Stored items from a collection
===============

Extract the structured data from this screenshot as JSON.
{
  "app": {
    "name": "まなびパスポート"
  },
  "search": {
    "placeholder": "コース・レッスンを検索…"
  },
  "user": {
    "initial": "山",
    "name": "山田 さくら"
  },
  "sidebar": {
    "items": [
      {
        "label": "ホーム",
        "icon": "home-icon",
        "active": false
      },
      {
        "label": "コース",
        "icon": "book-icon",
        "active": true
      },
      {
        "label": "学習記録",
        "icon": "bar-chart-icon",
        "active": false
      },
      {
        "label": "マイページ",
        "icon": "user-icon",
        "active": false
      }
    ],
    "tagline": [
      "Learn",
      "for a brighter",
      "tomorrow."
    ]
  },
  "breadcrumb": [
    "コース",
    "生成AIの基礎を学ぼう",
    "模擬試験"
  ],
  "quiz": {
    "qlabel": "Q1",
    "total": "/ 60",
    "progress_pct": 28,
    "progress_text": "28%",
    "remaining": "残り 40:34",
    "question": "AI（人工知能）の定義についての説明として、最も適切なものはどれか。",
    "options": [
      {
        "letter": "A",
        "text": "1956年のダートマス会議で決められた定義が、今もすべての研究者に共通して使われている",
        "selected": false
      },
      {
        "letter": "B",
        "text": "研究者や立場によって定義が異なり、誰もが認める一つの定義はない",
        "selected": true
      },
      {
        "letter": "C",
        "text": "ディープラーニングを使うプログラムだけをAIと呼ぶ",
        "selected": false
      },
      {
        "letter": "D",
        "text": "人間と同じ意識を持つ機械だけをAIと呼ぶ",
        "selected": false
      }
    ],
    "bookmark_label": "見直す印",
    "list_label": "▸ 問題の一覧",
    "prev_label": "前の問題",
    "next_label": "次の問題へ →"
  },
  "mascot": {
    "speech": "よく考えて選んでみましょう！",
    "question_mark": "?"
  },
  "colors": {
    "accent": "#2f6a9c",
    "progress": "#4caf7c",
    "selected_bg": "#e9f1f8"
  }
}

===============

> YOUR GOAL
Exactly as written, please output every entry.

> PROBLEM SOLUTION
Extract the structured data from this screenshot as JSON.
{
  "app": {
    "name": "まなびパスポート"
  },
  "search": {
    "placeholder": "コース・レッスンを検索…"
  },
  "user": {
    "initial": "山",
    "name": "山田 さくら"
  },
  "sidebar": {
    "items": [
      {
        "label": "ホーム",
        "icon": "home-icon",
        "active": false
      },
      {
        "label": "コース",
        "icon": "book-icon",
        "active": true
      },
      {
        "label": "学習記録",
        "icon": "bar-chart-icon",
        "active": false
      },
      {
        "label": "マイページ",
        "icon": "user-icon",
        "active": false
      }
    ],
    "tagline": [
      "Learn",
      "for a brighter",
      "tomorrow."
    ]
  },
  "breadcrumb": [
    "コース",
    "生成AIの基礎を学ぼう",
    "模擬試験"
  ],
  "quiz": {
    "qlabel": "Q1",
    "total": "/ 60",
    "progress_pct": 28,
    "progress_text": "28%",
    "remaining": "残り 40:34",
    "question": "AI（人工知能）の定義についての説明として、最も適切なものはどれか。",
    "options": [
      {
        "letter": "A",
        "text": "1956年のダートマス会議で決められた定義が、今もすべての研究者に共通して使われている",
        "selected": false
      },
      {
        "letter": "B",
        "text": "研究者や立場によって定義が異なり、誰もが認める一つの定義はない",
        "selected": true
      },
      {
        "letter": "C",
        "text": "ディープラーニングを使うプログラムだけをAIと呼ぶ",
        "selected": false
      },
      {
        "letter": "D",
        "text": "人間と同じ意識を持つ機械だけをAIと呼ぶ",
        "selected": false
      }
    ],
    "bookmark_label": "見直す印",
    "list_label": "▸ 問題の一覧",
    "prev_label": "前の問題",
    "next_label": "次の問題へ →"
  },
  "mascot": {
    "speech": "よく考えて選んでみましょう！",
    "question_mark": "?"
  },
  "colors": {
    "accent": "#2f6a9c",
    "progress": "#4caf7c",
    "selected_bg": "#e9f1f8"
  }
}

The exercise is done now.